»»

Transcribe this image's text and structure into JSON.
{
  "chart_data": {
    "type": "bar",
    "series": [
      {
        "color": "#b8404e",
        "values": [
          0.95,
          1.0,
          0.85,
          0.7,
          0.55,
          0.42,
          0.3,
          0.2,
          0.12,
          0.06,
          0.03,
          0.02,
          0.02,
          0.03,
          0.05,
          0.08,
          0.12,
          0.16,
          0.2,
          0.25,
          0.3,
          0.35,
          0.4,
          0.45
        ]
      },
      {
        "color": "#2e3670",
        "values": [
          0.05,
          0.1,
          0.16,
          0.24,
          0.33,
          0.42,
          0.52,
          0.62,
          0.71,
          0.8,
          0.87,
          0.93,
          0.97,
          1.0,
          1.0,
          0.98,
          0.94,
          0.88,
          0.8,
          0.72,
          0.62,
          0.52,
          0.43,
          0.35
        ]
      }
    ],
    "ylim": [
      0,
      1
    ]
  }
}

««

Take the listing above and set it down exactly.

Transcribe this image's text and structure into JSON.
{
  "chart_data": {
    "type": "bar",
    "series": [
      {
        "color": "#b8404e",
        "values": [
          0.95,
          1.0,
          0.85,
          0.7,
          0.55,
          0.42,
          0.3,
          0.2,
          0.12,
          0.06,
          0.03,
          0.02,
          0.02,
          0.03,
          0.05,
          0.08,
          0.12,
          0.16,
          0.2,
          0.25,
          0.3,
          0.35,
          0.4,
          0.45
        ]
      },
      {
        "color": "#2e3670",
        "values": [
          0.05,
          0.1,
          0.16,
          0.24,
          0.33,
          0.42,
          0.52,
          0.62,
          0.71,
          0.8,
          0.87,
          0.93,
          0.97,
          1.0,
          1.0,
          0.98,
          0.94,
          0.88,
          0.8,
          0.72,
          0.62,
          0.52,
          0.43,
          0.35
        ]
      }
    ],
    "ylim": [
      0,
      1
    ]
  }
}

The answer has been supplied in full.